Return everything from the start of the entries down to the line containing "port p2 [224,202,257,212]", both ends included, exactly as it appears.

-=-=-=-=-

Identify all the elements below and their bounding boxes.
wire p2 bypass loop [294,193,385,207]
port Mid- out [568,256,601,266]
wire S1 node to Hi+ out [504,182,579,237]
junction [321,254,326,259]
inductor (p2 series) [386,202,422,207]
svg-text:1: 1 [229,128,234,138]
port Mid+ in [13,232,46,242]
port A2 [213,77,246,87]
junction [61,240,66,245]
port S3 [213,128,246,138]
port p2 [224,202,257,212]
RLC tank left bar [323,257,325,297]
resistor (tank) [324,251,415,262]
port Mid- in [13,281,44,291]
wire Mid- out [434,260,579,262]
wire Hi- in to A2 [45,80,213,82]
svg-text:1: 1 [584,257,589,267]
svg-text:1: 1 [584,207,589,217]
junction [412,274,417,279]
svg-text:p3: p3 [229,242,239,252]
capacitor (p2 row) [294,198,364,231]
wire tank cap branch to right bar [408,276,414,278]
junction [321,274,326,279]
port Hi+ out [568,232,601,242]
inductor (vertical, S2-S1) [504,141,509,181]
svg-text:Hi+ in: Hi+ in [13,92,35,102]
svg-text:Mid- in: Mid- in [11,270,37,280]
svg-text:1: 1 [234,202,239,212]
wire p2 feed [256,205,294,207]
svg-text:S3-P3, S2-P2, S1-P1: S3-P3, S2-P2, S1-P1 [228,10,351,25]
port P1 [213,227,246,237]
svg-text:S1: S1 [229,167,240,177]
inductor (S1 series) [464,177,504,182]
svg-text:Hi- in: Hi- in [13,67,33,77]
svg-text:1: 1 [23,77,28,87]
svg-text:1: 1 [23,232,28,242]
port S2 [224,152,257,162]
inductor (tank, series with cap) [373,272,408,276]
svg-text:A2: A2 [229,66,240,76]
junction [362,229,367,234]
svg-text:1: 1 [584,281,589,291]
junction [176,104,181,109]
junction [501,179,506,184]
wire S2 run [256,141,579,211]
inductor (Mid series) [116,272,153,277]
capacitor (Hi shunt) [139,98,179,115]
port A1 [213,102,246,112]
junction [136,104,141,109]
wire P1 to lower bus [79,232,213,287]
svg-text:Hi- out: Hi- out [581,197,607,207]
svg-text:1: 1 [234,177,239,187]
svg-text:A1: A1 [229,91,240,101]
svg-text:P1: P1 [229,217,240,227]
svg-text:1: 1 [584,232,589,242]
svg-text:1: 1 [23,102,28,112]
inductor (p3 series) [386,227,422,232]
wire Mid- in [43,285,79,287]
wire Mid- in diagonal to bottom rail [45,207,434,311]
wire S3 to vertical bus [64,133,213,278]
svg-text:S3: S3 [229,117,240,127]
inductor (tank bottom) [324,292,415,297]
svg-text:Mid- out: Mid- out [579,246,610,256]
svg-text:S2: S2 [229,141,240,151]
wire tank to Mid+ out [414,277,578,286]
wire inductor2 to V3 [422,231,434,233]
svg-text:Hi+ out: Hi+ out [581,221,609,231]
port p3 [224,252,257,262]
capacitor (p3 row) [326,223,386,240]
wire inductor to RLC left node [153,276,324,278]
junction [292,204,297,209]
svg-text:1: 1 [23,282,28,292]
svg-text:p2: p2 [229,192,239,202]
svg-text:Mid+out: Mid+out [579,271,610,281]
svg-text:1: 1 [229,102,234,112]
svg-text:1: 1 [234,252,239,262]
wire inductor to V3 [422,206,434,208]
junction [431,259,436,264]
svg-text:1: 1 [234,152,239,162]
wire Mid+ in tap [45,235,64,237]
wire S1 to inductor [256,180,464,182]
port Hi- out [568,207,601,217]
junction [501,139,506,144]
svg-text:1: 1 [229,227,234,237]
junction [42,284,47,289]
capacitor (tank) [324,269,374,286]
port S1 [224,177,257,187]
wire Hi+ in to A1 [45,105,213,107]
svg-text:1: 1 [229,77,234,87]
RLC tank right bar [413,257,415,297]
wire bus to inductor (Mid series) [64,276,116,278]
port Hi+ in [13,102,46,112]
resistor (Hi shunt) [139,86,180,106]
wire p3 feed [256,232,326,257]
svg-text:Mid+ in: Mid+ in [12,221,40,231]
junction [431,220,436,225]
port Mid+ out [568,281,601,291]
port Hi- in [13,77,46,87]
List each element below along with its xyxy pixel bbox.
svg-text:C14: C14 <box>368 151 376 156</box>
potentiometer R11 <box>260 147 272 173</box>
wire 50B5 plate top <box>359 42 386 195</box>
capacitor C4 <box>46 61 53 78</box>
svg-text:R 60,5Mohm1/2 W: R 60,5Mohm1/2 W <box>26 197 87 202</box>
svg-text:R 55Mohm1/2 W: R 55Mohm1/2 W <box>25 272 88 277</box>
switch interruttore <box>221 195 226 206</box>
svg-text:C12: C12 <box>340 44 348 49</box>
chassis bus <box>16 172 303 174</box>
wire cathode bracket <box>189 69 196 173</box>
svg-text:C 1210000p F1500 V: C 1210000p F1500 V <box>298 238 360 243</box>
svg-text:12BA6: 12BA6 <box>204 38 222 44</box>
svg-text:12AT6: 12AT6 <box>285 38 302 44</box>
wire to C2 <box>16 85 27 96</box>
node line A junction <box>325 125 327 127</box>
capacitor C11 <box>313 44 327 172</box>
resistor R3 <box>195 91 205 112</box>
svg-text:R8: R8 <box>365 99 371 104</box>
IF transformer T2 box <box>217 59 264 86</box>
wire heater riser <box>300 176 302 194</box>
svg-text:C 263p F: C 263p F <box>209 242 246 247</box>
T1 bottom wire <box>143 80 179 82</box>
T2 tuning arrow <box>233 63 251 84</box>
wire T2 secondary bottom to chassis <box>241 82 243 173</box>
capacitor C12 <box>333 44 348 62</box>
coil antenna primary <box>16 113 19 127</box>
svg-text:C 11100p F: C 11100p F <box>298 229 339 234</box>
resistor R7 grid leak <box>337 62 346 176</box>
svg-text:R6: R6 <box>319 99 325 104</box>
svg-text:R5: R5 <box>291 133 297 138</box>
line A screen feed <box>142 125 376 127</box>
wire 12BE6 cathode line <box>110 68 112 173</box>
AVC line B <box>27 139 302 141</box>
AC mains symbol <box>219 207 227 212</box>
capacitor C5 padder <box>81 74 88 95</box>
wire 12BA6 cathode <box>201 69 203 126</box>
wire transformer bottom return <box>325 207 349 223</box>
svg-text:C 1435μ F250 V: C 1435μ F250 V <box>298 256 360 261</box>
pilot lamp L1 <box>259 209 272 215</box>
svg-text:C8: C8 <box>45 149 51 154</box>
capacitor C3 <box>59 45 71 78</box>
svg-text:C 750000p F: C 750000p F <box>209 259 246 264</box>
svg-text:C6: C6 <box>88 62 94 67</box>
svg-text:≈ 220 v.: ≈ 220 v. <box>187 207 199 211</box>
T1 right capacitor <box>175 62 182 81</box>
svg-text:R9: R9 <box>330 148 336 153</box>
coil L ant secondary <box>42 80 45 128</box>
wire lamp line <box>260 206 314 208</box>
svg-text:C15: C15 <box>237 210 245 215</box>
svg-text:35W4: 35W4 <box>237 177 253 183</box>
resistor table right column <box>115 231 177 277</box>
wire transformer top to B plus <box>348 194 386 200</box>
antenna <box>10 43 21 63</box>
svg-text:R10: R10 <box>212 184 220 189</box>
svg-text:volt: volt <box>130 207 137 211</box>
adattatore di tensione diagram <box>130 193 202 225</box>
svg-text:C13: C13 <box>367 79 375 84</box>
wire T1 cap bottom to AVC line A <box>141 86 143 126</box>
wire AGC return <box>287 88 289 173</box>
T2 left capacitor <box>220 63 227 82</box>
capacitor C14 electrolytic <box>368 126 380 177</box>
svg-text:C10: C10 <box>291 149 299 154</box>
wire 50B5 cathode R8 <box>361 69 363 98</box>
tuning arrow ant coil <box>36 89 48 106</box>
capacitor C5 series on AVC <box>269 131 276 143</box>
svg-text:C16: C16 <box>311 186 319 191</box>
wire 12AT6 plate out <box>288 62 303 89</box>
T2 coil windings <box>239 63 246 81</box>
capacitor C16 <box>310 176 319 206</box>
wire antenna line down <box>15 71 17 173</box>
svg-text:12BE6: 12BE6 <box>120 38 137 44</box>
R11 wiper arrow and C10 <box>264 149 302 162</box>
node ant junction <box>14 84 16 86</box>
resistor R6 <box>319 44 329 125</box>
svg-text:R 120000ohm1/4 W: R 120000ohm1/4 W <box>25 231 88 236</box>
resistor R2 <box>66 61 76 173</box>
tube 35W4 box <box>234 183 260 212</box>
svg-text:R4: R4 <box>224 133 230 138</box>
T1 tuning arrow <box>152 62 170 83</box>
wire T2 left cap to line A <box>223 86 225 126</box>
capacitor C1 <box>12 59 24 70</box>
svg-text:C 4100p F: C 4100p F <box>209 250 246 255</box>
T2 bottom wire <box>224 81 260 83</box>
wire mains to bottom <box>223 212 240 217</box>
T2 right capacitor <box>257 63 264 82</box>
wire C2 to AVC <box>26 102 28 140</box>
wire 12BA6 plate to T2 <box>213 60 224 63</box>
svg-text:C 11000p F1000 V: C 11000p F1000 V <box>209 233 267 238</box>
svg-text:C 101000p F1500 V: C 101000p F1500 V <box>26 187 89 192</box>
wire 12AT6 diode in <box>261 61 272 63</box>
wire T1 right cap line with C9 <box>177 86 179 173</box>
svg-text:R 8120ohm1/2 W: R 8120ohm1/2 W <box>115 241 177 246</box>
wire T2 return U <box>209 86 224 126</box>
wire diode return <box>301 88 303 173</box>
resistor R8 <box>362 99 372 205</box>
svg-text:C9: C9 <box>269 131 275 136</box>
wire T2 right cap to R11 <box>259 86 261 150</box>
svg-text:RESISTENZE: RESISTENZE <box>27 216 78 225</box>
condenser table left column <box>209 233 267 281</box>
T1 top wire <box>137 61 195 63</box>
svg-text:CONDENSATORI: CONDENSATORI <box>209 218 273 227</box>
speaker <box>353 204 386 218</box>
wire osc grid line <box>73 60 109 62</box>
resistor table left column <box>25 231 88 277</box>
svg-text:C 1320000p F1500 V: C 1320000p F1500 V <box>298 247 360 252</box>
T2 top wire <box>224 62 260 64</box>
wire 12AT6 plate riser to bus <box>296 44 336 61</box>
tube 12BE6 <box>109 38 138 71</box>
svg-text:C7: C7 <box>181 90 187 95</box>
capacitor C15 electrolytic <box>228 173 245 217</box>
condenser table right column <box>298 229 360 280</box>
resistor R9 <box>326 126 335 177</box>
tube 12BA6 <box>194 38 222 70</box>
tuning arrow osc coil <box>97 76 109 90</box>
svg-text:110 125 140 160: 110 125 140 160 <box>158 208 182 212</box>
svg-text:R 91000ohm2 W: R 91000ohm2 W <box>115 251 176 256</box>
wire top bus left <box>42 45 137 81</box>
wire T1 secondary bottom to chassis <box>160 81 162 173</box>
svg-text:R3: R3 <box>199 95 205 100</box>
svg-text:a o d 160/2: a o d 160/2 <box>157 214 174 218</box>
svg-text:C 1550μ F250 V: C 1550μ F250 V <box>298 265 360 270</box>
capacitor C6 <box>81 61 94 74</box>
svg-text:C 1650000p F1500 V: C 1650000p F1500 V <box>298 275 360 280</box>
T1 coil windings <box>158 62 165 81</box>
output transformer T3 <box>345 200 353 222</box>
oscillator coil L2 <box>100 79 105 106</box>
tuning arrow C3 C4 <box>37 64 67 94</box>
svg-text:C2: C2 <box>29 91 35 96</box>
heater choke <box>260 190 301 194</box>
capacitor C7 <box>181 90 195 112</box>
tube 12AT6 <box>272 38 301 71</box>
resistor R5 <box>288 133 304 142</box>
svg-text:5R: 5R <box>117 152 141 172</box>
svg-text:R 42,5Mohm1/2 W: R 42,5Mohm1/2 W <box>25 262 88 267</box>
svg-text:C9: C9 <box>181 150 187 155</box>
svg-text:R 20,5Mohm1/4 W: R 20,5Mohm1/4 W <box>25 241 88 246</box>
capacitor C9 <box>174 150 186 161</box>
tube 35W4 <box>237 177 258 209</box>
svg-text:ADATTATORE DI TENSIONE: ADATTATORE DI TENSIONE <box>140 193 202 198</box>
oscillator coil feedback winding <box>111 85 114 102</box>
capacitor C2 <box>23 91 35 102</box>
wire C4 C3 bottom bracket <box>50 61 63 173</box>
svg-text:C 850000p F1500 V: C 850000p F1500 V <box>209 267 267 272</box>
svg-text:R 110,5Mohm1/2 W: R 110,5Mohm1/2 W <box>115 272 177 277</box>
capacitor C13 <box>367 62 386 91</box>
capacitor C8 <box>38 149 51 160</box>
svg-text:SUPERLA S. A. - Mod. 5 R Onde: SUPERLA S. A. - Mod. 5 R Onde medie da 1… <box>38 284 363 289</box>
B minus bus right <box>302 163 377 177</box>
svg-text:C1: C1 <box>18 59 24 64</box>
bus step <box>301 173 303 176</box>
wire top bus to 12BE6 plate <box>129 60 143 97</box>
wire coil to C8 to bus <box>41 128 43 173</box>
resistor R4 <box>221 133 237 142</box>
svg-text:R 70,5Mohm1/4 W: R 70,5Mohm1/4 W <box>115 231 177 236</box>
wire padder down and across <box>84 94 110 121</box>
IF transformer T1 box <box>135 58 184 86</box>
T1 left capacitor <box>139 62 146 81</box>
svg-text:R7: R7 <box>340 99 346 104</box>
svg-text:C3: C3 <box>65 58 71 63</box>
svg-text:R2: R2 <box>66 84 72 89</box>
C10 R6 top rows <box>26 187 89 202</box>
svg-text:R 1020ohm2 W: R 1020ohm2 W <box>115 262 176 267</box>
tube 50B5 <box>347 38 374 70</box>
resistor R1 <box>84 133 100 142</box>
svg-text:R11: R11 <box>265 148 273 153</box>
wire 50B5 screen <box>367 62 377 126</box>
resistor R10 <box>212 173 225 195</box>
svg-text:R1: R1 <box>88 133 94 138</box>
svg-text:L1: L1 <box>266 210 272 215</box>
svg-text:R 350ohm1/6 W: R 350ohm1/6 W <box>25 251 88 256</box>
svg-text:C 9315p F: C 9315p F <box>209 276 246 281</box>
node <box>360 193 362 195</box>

-=-=-=-=-

### Completed exercise:
Identify all the elements below and their bounding boxes.
wire p2 bypass loop [294,193,385,207]
port Mid- out [568,256,601,266]
wire S1 node to Hi+ out [504,182,579,237]
junction [321,254,326,259]
inductor (p2 series) [386,202,422,207]
svg-text:1: 1 [229,128,234,138]
port Mid+ in [13,232,46,242]
port A2 [213,77,246,87]
junction [61,240,66,245]
port S3 [213,128,246,138]
port p2 [224,202,257,212]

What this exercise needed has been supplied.